[begin TASK INPUTS]

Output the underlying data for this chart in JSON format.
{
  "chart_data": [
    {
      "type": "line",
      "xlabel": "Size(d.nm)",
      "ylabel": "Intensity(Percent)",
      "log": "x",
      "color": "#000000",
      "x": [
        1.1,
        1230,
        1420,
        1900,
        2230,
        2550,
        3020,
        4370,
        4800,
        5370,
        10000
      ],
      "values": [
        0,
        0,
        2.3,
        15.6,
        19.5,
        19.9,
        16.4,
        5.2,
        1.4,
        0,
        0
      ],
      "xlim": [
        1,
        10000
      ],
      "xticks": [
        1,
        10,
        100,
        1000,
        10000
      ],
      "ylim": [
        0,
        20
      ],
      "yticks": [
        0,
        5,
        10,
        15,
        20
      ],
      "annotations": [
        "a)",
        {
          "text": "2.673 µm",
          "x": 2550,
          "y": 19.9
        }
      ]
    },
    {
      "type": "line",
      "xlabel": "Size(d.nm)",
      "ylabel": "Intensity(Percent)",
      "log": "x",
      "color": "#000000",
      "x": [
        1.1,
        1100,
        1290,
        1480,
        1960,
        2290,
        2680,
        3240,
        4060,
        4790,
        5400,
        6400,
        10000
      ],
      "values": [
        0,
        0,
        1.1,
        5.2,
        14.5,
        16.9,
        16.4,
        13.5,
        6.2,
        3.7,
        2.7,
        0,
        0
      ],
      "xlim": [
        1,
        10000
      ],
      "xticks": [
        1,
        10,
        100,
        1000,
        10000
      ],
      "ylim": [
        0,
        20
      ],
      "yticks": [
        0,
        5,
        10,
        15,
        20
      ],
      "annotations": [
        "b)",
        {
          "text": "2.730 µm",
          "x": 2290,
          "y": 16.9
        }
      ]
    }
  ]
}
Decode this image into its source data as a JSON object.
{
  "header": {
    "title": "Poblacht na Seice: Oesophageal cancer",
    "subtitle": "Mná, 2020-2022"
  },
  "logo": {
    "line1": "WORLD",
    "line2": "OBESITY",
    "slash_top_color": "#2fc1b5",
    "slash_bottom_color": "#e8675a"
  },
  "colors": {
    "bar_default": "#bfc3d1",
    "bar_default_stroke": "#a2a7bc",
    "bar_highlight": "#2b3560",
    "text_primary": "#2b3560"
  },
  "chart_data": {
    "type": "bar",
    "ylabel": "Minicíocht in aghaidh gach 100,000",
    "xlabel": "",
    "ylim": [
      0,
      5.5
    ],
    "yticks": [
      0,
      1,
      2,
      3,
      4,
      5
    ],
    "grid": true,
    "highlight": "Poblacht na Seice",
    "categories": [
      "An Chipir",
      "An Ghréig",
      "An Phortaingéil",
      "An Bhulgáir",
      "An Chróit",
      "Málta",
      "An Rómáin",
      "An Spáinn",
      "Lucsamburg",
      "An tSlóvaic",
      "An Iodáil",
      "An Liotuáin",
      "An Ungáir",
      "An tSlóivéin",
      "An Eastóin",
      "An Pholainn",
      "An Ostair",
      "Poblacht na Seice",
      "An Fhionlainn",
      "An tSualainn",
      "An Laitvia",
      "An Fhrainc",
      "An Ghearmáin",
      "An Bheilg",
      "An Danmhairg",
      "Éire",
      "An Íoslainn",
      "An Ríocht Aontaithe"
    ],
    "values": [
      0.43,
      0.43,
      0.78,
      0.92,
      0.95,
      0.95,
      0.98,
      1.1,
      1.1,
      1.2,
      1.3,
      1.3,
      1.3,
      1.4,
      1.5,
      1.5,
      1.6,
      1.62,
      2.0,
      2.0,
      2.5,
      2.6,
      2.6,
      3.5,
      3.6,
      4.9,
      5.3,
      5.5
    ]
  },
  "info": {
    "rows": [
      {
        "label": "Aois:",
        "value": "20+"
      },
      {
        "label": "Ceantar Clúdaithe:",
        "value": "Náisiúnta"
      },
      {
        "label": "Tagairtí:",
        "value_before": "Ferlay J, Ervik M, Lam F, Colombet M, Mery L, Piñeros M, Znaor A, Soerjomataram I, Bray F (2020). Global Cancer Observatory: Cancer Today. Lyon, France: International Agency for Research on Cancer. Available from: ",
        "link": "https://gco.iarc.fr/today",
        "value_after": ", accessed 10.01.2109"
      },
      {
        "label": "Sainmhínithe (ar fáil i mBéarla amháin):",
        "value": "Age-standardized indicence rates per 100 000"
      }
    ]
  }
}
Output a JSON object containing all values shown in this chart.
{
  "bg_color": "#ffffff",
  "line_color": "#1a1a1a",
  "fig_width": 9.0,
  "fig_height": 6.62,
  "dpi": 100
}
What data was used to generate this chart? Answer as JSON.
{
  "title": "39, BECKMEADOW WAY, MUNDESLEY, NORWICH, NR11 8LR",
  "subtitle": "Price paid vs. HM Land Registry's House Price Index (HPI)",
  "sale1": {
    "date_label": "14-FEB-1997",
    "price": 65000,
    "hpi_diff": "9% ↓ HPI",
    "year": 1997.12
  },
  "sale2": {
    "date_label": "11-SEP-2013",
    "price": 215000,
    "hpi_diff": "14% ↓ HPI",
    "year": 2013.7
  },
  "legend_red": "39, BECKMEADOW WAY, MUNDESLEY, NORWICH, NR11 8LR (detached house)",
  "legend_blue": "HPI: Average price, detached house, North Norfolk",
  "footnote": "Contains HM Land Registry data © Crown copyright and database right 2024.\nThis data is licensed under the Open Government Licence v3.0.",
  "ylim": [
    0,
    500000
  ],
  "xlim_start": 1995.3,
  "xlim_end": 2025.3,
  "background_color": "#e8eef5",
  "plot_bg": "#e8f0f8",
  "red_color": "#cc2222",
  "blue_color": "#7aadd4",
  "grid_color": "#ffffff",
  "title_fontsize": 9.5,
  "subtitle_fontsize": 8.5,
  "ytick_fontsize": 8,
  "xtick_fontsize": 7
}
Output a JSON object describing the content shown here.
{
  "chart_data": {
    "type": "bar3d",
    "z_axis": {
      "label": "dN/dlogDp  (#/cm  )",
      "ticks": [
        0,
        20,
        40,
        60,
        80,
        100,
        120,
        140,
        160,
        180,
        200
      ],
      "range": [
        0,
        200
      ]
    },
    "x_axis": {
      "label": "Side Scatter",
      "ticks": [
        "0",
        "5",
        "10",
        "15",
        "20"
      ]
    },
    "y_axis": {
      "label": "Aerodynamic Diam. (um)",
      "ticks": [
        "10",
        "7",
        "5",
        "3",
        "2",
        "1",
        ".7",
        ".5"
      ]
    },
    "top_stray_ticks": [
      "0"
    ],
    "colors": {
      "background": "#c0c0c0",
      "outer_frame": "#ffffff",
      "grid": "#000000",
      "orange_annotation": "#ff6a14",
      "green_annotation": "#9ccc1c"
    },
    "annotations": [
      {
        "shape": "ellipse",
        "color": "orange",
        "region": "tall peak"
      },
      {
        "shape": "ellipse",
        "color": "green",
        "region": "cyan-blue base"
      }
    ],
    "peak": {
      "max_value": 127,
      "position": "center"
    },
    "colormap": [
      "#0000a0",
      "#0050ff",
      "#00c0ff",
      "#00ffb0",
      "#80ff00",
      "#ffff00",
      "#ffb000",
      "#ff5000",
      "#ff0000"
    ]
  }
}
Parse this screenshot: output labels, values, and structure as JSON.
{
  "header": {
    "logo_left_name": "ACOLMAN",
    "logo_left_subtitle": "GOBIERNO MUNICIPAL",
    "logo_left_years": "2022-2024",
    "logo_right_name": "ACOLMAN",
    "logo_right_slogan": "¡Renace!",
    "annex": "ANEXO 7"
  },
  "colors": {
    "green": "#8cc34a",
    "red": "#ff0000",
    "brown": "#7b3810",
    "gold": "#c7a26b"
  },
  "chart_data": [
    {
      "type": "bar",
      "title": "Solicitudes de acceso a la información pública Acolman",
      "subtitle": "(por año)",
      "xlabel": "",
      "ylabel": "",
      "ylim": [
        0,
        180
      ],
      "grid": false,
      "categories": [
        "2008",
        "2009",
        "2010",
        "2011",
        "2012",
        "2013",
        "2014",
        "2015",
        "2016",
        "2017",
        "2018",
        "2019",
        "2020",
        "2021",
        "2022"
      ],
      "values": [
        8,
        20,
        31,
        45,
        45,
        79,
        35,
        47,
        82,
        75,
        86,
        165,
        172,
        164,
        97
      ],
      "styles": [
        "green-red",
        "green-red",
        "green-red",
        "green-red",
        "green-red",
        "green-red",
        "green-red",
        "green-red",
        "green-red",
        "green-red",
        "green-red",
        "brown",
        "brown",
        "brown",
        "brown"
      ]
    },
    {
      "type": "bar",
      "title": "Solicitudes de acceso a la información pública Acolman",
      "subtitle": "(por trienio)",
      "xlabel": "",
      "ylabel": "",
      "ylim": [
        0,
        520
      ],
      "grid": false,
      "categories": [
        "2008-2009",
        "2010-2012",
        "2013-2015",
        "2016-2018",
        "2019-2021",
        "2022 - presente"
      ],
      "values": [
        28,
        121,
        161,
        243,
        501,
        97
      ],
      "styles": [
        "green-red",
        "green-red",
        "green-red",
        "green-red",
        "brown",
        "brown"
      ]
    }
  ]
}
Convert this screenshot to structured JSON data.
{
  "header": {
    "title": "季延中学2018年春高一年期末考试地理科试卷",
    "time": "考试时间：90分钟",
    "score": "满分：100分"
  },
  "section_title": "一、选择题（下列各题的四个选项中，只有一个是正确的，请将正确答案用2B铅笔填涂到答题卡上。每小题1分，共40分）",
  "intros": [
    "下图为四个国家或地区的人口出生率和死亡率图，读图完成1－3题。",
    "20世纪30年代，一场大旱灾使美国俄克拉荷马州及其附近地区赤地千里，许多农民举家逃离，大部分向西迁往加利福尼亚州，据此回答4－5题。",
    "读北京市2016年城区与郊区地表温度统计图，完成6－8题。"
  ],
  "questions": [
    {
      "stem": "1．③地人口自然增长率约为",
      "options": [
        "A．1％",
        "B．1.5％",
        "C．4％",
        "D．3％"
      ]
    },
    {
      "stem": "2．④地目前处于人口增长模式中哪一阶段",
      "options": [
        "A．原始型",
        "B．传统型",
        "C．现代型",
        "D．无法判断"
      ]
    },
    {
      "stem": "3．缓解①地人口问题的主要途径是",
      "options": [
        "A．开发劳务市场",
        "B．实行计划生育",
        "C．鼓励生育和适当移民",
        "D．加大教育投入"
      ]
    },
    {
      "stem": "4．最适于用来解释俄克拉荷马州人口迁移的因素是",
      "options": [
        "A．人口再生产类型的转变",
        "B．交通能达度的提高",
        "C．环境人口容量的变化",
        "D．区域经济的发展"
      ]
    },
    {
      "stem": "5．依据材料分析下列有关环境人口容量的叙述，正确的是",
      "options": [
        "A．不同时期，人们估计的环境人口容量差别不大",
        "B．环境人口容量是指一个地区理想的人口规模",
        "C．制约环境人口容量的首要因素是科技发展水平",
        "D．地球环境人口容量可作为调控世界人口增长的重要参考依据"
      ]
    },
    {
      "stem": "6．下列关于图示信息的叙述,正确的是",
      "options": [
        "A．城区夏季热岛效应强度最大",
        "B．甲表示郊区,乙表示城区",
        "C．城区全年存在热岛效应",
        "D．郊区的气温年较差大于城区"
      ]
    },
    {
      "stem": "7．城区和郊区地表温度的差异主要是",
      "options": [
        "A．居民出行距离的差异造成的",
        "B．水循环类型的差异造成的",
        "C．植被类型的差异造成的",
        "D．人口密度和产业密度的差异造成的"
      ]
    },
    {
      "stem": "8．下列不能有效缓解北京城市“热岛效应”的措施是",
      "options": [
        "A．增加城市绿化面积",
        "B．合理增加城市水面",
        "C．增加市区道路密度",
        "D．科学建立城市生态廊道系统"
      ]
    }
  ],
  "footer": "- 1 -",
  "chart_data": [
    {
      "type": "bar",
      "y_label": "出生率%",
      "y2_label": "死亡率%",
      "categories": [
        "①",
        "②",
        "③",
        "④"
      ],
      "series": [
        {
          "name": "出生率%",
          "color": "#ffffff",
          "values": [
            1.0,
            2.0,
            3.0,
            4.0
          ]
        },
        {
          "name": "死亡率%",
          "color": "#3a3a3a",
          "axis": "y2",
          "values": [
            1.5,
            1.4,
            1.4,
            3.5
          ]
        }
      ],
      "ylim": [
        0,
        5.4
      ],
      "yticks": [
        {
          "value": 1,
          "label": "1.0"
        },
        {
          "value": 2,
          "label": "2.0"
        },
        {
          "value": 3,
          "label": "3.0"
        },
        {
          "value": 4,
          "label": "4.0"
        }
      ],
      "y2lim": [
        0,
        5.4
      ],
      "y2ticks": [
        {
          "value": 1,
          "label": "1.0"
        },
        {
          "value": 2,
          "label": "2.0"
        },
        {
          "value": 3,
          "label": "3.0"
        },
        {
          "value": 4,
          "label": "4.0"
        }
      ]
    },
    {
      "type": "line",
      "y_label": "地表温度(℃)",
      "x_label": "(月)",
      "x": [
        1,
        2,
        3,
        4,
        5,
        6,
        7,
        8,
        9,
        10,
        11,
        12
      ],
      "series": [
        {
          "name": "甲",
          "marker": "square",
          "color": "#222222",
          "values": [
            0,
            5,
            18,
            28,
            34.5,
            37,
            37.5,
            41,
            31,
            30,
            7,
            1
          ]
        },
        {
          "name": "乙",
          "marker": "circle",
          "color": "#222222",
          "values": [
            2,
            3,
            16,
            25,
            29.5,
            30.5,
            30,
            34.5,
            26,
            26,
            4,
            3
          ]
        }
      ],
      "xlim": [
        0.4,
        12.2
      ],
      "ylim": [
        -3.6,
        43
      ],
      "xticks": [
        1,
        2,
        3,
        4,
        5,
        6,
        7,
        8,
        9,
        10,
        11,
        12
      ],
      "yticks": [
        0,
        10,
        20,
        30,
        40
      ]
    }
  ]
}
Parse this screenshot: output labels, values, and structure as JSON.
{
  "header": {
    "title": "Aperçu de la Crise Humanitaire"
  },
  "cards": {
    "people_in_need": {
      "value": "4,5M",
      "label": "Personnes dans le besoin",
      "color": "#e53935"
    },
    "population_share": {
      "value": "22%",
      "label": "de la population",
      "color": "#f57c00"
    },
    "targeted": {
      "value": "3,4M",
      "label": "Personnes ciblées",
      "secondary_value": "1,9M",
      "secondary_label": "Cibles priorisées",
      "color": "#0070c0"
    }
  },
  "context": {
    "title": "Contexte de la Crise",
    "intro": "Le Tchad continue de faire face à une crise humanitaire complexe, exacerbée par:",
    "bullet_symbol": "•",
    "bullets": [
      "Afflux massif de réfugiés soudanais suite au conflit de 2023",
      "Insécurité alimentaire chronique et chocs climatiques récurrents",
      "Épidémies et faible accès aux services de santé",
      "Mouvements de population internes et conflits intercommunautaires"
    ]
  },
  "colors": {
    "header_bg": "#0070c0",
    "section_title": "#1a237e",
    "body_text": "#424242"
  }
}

[end TASK INPUTS]

Go through the records line by line and count those containing the string "NORWICH". Give only the total.

2